◆ **WHAT IS REQUIRED**: Extract all of the entries and set them down verbatim.

◆ **TASK DATA**:
________________________________________
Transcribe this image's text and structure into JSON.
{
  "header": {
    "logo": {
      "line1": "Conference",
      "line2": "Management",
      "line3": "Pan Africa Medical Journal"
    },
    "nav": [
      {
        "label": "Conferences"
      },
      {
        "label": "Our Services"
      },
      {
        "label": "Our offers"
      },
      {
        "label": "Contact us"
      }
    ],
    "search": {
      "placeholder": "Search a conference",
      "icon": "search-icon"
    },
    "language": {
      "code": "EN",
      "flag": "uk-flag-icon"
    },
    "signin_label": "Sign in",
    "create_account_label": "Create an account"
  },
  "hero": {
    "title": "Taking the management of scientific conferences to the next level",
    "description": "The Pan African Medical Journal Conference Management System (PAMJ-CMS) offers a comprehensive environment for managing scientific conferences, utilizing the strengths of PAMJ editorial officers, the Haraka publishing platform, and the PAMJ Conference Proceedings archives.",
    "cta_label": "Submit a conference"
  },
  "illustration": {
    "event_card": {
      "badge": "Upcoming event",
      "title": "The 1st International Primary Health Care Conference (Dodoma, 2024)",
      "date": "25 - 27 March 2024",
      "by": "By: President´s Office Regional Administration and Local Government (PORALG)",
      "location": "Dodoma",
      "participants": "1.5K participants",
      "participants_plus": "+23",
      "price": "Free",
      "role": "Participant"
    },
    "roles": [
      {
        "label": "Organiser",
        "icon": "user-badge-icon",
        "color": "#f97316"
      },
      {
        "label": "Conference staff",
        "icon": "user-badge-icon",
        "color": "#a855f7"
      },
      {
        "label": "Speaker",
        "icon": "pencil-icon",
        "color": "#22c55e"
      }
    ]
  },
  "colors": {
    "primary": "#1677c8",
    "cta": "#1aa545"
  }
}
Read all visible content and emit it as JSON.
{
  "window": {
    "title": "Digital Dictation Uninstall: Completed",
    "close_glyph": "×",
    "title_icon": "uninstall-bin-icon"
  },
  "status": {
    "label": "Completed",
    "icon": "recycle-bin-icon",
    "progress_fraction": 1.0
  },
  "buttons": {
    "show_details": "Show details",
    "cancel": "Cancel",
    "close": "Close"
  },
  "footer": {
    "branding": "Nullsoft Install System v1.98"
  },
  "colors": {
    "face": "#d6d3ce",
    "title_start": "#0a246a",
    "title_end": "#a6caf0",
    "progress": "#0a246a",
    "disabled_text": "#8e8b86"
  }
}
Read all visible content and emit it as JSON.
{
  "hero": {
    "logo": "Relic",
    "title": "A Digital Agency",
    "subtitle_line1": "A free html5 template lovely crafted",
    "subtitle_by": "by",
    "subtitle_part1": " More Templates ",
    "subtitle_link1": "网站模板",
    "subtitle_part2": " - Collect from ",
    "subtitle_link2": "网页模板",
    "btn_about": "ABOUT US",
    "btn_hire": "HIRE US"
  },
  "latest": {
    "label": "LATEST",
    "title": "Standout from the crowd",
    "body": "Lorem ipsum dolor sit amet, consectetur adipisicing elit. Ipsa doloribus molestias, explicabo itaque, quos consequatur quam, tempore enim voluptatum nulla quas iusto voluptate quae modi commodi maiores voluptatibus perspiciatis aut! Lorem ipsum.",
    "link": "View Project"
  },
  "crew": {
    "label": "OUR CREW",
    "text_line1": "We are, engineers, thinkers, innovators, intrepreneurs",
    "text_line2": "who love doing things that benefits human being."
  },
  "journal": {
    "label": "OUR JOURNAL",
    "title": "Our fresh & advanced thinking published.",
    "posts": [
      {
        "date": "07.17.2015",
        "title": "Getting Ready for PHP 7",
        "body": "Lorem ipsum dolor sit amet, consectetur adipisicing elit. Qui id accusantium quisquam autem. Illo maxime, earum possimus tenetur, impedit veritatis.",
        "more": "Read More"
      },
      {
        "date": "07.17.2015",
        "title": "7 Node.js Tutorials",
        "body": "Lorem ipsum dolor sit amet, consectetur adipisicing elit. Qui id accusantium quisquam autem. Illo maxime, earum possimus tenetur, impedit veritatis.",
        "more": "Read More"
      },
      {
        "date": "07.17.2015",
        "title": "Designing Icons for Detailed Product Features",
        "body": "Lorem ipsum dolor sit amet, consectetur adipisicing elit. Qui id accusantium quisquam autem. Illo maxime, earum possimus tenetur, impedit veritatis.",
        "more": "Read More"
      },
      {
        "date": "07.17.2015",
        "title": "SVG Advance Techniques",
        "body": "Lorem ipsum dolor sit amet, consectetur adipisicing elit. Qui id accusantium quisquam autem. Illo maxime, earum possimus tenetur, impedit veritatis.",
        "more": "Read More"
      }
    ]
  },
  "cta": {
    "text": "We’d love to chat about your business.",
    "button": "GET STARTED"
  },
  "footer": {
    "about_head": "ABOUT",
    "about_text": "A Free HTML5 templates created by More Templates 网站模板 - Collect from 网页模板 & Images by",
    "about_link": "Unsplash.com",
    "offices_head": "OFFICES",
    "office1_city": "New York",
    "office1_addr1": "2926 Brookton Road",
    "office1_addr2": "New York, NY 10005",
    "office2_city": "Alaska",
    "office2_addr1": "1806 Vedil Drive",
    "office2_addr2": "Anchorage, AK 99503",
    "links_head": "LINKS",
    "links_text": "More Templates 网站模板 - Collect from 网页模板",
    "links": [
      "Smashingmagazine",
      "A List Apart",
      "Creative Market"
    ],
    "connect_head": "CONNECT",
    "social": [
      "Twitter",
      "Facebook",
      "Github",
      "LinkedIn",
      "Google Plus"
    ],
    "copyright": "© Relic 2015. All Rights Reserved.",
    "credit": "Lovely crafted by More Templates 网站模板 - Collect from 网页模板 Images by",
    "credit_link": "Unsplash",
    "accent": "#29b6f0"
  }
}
________________________________________
◆ **THE ANSWER**:
Transcribe this image's text and structure into JSON.
{
  "header": {
    "logo": {
      "line1": "Conference",
      "line2": "Management",
      "line3": "Pan Africa Medical Journal"
    },
    "nav": [
      {
        "label": "Conferences"
      },
      {
        "label": "Our Services"
      },
      {
        "label": "Our offers"
      },
      {
        "label": "Contact us"
      }
    ],
    "search": {
      "placeholder": "Search a conference",
      "icon": "search-icon"
    },
    "language": {
      "code": "EN",
      "flag": "uk-flag-icon"
    },
    "signin_label": "Sign in",
    "create_account_label": "Create an account"
  },
  "hero": {
    "title": "Taking the management of scientific conferences to the next level",
    "description": "The Pan African Medical Journal Conference Management System (PAMJ-CMS) offers a comprehensive environment for managing scientific conferences, utilizing the strengths of PAMJ editorial officers, the Haraka publishing platform, and the PAMJ Conference Proceedings archives.",
    "cta_label": "Submit a conference"
  },
  "illustration": {
    "event_card": {
      "badge": "Upcoming event",
      "title": "The 1st International Primary Health Care Conference (Dodoma, 2024)",
      "date": "25 - 27 March 2024",
      "by": "By: President´s Office Regional Administration and Local Government (PORALG)",
      "location": "Dodoma",
      "participants": "1.5K participants",
      "participants_plus": "+23",
      "price": "Free",
      "role": "Participant"
    },
    "roles": [
      {
        "label": "Organiser",
        "icon": "user-badge-icon",
        "color": "#f97316"
      },
      {
        "label": "Conference staff",
        "icon": "user-badge-icon",
        "color": "#a855f7"
      },
      {
        "label": "Speaker",
        "icon": "pencil-icon",
        "color": "#22c55e"
      }
    ]
  },
  "colors": {
    "primary": "#1677c8",
    "cta": "#1aa545"
  }
}
Read all visible content and emit it as JSON.
{
  "window": {
    "title": "Digital Dictation Uninstall: Completed",
    "close_glyph": "×",
    "title_icon": "uninstall-bin-icon"
  },
  "status": {
    "label": "Completed",
    "icon": "recycle-bin-icon",
    "progress_fraction": 1.0
  },
  "buttons": {
    "show_details": "Show details",
    "cancel": "Cancel",
    "close": "Close"
  },
  "footer": {
    "branding": "Nullsoft Install System v1.98"
  },
  "colors": {
    "face": "#d6d3ce",
    "title_start": "#0a246a",
    "title_end": "#a6caf0",
    "progress": "#0a246a",
    "disabled_text": "#8e8b86"
  }
}
Read all visible content and emit it as JSON.
{
  "hero": {
    "logo": "Relic",
    "title": "A Digital Agency",
    "subtitle_line1": "A free html5 template lovely crafted",
    "subtitle_by": "by",
    "subtitle_part1": " More Templates ",
    "subtitle_link1": "网站模板",
    "subtitle_part2": " - Collect from ",
    "subtitle_link2": "网页模板",
    "btn_about": "ABOUT US",
    "btn_hire": "HIRE US"
  },
  "latest": {
    "label": "LATEST",
    "title": "Standout from the crowd",
    "body": "Lorem ipsum dolor sit amet, consectetur adipisicing elit. Ipsa doloribus molestias, explicabo itaque, quos consequatur quam, tempore enim voluptatum nulla quas iusto voluptate quae modi commodi maiores voluptatibus perspiciatis aut! Lorem ipsum.",
    "link": "View Project"
  },
  "crew": {
    "label": "OUR CREW",
    "text_line1": "We are, engineers, thinkers, innovators, intrepreneurs",
    "text_line2": "who love doing things that benefits human being."
  },
  "journal": {
    "label": "OUR JOURNAL",
    "title": "Our fresh & advanced thinking published.",
    "posts": [
      {
        "date": "07.17.2015",
        "title": "Getting Ready for PHP 7",
        "body": "Lorem ipsum dolor sit amet, consectetur adipisicing elit. Qui id accusantium quisquam autem. Illo maxime, earum possimus tenetur, impedit veritatis.",
        "more": "Read More"
      },
      {
        "date": "07.17.2015",
        "title": "7 Node.js Tutorials",
        "body": "Lorem ipsum dolor sit amet, consectetur adipisicing elit. Qui id accusantium quisquam autem. Illo maxime, earum possimus tenetur, impedit veritatis.",
        "more": "Read More"
      },
      {
        "date": "07.17.2015",
        "title": "Designing Icons for Detailed Product Features",
        "body": "Lorem ipsum dolor sit amet, consectetur adipisicing elit. Qui id accusantium quisquam autem. Illo maxime, earum possimus tenetur, impedit veritatis.",
        "more": "Read More"
      },
      {
        "date": "07.17.2015",
        "title": "SVG Advance Techniques",
        "body": "Lorem ipsum dolor sit amet, consectetur adipisicing elit. Qui id accusantium quisquam autem. Illo maxime, earum possimus tenetur, impedit veritatis.",
        "more": "Read More"
      }
    ]
  },
  "cta": {
    "text": "We’d love to chat about your business.",
    "button": "GET STARTED"
  },
  "footer": {
    "about_head": "ABOUT",
    "about_text": "A Free HTML5 templates created by More Templates 网站模板 - Collect from 网页模板 & Images by",
    "about_link": "Unsplash.com",
    "offices_head": "OFFICES",
    "office1_city": "New York",
    "office1_addr1": "2926 Brookton Road",
    "office1_addr2": "New York, NY 10005",
    "office2_city": "Alaska",
    "office2_addr1": "1806 Vedil Drive",
    "office2_addr2": "Anchorage, AK 99503",
    "links_head": "LINKS",
    "links_text": "More Templates 网站模板 - Collect from 网页模板",
    "links": [
      "Smashingmagazine",
      "A List Apart",
      "Creative Market"
    ],
    "connect_head": "CONNECT",
    "social": [
      "Twitter",
      "Facebook",
      "Github",
      "LinkedIn",
      "Google Plus"
    ],
    "copyright": "© Relic 2015. All Rights Reserved.",
    "credit": "Lovely crafted by More Templates 网站模板 - Collect from 网页模板 Images by",
    "credit_link": "Unsplash",
    "accent": "#29b6f0"
  }
}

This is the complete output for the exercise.